Problem requirements: Could you give the data below again, exactly and completely?

Records shown:
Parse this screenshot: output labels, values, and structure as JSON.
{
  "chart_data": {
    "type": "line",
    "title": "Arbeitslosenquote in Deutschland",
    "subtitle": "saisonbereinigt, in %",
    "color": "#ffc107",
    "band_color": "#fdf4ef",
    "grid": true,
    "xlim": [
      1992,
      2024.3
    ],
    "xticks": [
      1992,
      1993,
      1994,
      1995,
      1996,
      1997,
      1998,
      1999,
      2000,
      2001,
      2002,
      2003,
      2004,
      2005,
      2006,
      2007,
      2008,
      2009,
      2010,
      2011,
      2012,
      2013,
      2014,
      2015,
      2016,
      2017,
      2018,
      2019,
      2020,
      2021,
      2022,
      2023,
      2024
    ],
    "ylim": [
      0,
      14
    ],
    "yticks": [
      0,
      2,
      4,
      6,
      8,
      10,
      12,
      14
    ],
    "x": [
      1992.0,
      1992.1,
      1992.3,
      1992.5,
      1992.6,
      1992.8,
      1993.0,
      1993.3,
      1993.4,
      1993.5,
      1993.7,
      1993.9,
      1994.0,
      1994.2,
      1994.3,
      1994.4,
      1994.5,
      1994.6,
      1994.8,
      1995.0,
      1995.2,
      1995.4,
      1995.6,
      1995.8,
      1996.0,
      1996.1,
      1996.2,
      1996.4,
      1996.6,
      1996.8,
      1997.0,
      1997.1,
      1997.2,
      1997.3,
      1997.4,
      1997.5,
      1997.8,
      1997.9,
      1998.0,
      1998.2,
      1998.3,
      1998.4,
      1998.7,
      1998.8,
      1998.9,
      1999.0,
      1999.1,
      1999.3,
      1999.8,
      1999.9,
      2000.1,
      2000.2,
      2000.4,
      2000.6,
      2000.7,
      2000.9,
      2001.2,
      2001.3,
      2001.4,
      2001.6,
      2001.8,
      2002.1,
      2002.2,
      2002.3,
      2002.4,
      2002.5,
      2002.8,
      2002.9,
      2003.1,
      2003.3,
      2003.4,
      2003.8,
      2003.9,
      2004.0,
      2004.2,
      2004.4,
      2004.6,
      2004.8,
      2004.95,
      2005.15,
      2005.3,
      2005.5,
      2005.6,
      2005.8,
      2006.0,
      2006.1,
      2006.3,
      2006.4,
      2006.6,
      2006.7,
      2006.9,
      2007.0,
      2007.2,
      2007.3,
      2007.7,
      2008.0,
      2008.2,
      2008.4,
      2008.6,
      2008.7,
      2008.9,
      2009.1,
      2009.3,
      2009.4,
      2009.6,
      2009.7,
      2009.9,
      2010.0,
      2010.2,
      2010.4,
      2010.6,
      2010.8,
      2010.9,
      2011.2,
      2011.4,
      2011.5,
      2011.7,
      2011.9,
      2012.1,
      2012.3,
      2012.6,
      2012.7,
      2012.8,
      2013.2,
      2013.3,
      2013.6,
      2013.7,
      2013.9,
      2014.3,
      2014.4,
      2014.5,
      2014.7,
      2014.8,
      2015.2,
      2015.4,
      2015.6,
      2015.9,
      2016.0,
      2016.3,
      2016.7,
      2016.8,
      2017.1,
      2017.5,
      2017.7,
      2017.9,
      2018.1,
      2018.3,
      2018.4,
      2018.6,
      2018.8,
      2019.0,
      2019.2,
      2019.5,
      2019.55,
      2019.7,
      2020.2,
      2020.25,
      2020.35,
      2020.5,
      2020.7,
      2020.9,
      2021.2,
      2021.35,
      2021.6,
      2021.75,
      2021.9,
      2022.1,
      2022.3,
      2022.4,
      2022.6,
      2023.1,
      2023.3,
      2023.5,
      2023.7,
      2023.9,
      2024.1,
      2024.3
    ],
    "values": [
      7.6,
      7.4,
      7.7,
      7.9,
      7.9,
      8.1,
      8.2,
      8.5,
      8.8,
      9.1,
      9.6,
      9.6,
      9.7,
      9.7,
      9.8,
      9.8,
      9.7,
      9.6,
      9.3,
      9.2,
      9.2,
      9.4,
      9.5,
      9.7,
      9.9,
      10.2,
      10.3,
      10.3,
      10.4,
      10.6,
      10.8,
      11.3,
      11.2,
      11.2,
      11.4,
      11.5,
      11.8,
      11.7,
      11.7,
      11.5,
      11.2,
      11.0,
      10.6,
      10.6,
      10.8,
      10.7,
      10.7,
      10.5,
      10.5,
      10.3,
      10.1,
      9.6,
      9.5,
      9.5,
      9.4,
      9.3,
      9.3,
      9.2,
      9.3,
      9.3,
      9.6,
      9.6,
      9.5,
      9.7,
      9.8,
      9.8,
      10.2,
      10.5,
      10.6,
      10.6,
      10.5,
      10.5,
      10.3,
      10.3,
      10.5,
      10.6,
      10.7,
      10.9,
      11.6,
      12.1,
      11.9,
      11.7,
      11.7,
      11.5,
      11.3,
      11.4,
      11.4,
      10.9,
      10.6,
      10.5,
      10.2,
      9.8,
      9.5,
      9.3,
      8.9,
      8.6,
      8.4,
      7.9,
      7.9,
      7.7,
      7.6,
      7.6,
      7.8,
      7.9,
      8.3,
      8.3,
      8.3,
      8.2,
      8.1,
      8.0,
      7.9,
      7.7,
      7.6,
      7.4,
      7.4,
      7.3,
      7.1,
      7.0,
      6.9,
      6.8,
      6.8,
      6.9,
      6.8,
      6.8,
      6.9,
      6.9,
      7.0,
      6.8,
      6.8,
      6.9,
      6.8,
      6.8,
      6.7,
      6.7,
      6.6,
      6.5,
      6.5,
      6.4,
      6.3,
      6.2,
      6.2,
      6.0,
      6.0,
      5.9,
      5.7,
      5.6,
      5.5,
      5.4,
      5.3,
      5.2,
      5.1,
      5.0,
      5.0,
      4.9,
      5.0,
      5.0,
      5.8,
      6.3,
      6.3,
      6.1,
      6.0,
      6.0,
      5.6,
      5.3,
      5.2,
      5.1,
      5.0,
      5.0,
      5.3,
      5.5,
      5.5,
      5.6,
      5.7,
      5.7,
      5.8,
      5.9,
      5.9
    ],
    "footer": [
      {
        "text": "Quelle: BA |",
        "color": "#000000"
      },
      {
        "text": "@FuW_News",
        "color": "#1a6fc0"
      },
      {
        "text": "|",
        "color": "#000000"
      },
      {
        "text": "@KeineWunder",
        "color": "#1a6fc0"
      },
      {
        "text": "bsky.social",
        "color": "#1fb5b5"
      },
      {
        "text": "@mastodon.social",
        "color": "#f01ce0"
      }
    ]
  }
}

Solved exercise:
Parse this screenshot: output labels, values, and structure as JSON.
{
  "chart_data": {
    "type": "line",
    "title": "Arbeitslosenquote in Deutschland",
    "subtitle": "saisonbereinigt, in %",
    "color": "#ffc107",
    "band_color": "#fdf4ef",
    "grid": true,
    "xlim": [
      1992,
      2024.3
    ],
    "xticks": [
      1992,
      1993,
      1994,
      1995,
      1996,
      1997,
      1998,
      1999,
      2000,
      2001,
      2002,
      2003,
      2004,
      2005,
      2006,
      2007,
      2008,
      2009,
      2010,
      2011,
      2012,
      2013,
      2014,
      2015,
      2016,
      2017,
      2018,
      2019,
      2020,
      2021,
      2022,
      2023,
      2024
    ],
    "ylim": [
      0,
      14
    ],
    "yticks": [
      0,
      2,
      4,
      6,
      8,
      10,
      12,
      14
    ],
    "x": [
      1992.0,
      1992.1,
      1992.3,
      1992.5,
      1992.6,
      1992.8,
      1993.0,
      1993.3,
      1993.4,
      1993.5,
      1993.7,
      1993.9,
      1994.0,
      1994.2,
      1994.3,
      1994.4,
      1994.5,
      1994.6,
      1994.8,
      1995.0,
      1995.2,
      1995.4,
      1995.6,
      1995.8,
      1996.0,
      1996.1,
      1996.2,
      1996.4,
      1996.6,
      1996.8,
      1997.0,
      1997.1,
      1997.2,
      1997.3,
      1997.4,
      1997.5,
      1997.8,
      1997.9,
      1998.0,
      1998.2,
      1998.3,
      1998.4,
      1998.7,
      1998.8,
      1998.9,
      1999.0,
      1999.1,
      1999.3,
      1999.8,
      1999.9,
      2000.1,
      2000.2,
      2000.4,
      2000.6,
      2000.7,
      2000.9,
      2001.2,
      2001.3,
      2001.4,
      2001.6,
      2001.8,
      2002.1,
      2002.2,
      2002.3,
      2002.4,
      2002.5,
      2002.8,
      2002.9,
      2003.1,
      2003.3,
      2003.4,
      2003.8,
      2003.9,
      2004.0,
      2004.2,
      2004.4,
      2004.6,
      2004.8,
      2004.95,
      2005.15,
      2005.3,
      2005.5,
      2005.6,
      2005.8,
      2006.0,
      2006.1,
      2006.3,
      2006.4,
      2006.6,
      2006.7,
      2006.9,
      2007.0,
      2007.2,
      2007.3,
      2007.7,
      2008.0,
      2008.2,
      2008.4,
      2008.6,
      2008.7,
      2008.9,
      2009.1,
      2009.3,
      2009.4,
      2009.6,
      2009.7,
      2009.9,
      2010.0,
      2010.2,
      2010.4,
      2010.6,
      2010.8,
      2010.9,
      2011.2,
      2011.4,
      2011.5,
      2011.7,
      2011.9,
      2012.1,
      2012.3,
      2012.6,
      2012.7,
      2012.8,
      2013.2,
      2013.3,
      2013.6,
      2013.7,
      2013.9,
      2014.3,
      2014.4,
      2014.5,
      2014.7,
      2014.8,
      2015.2,
      2015.4,
      2015.6,
      2015.9,
      2016.0,
      2016.3,
      2016.7,
      2016.8,
      2017.1,
      2017.5,
      2017.7,
      2017.9,
      2018.1,
      2018.3,
      2018.4,
      2018.6,
      2018.8,
      2019.0,
      2019.2,
      2019.5,
      2019.55,
      2019.7,
      2020.2,
      2020.25,
      2020.35,
      2020.5,
      2020.7,
      2020.9,
      2021.2,
      2021.35,
      2021.6,
      2021.75,
      2021.9,
      2022.1,
      2022.3,
      2022.4,
      2022.6,
      2023.1,
      2023.3,
      2023.5,
      2023.7,
      2023.9,
      2024.1,
      2024.3
    ],
    "values": [
      7.6,
      7.4,
      7.7,
      7.9,
      7.9,
      8.1,
      8.2,
      8.5,
      8.8,
      9.1,
      9.6,
      9.6,
      9.7,
      9.7,
      9.8,
      9.8,
      9.7,
      9.6,
      9.3,
      9.2,
      9.2,
      9.4,
      9.5,
      9.7,
      9.9,
      10.2,
      10.3,
      10.3,
      10.4,
      10.6,
      10.8,
      11.3,
      11.2,
      11.2,
      11.4,
      11.5,
      11.8,
      11.7,
      11.7,
      11.5,
      11.2,
      11.0,
      10.6,
      10.6,
      10.8,
      10.7,
      10.7,
      10.5,
      10.5,
      10.3,
      10.1,
      9.6,
      9.5,
      9.5,
      9.4,
      9.3,
      9.3,
      9.2,
      9.3,
      9.3,
      9.6,
      9.6,
      9.5,
      9.7,
      9.8,
      9.8,
      10.2,
      10.5,
      10.6,
      10.6,
      10.5,
      10.5,
      10.3,
      10.3,
      10.5,
      10.6,
      10.7,
      10.9,
      11.6,
      12.1,
      11.9,
      11.7,
      11.7,
      11.5,
      11.3,
      11.4,
      11.4,
      10.9,
      10.6,
      10.5,
      10.2,
      9.8,
      9.5,
      9.3,
      8.9,
      8.6,
      8.4,
      7.9,
      7.9,
      7.7,
      7.6,
      7.6,
      7.8,
      7.9,
      8.3,
      8.3,
      8.3,
      8.2,
      8.1,
      8.0,
      7.9,
      7.7,
      7.6,
      7.4,
      7.4,
      7.3,
      7.1,
      7.0,
      6.9,
      6.8,
      6.8,
      6.9,
      6.8,
      6.8,
      6.9,
      6.9,
      7.0,
      6.8,
      6.8,
      6.9,
      6.8,
      6.8,
      6.7,
      6.7,
      6.6,
      6.5,
      6.5,
      6.4,
      6.3,
      6.2,
      6.2,
      6.0,
      6.0,
      5.9,
      5.7,
      5.6,
      5.5,
      5.4,
      5.3,
      5.2,
      5.1,
      5.0,
      5.0,
      4.9,
      5.0,
      5.0,
      5.8,
      6.3,
      6.3,
      6.1,
      6.0,
      6.0,
      5.6,
      5.3,
      5.2,
      5.1,
      5.0,
      5.0,
      5.3,
      5.5,
      5.5,
      5.6,
      5.7,
      5.7,
      5.8,
      5.9,
      5.9
    ],
    "footer": [
      {
        "text": "Quelle: BA |",
        "color": "#000000"
      },
      {
        "text": "@FuW_News",
        "color": "#1a6fc0"
      },
      {
        "text": "|",
        "color": "#000000"
      },
      {
        "text": "@KeineWunder",
        "color": "#1a6fc0"
      },
      {
        "text": "bsky.social",
        "color": "#1fb5b5"
      },
      {
        "text": "@mastodon.social",
        "color": "#f01ce0"
      }
    ]
  }
}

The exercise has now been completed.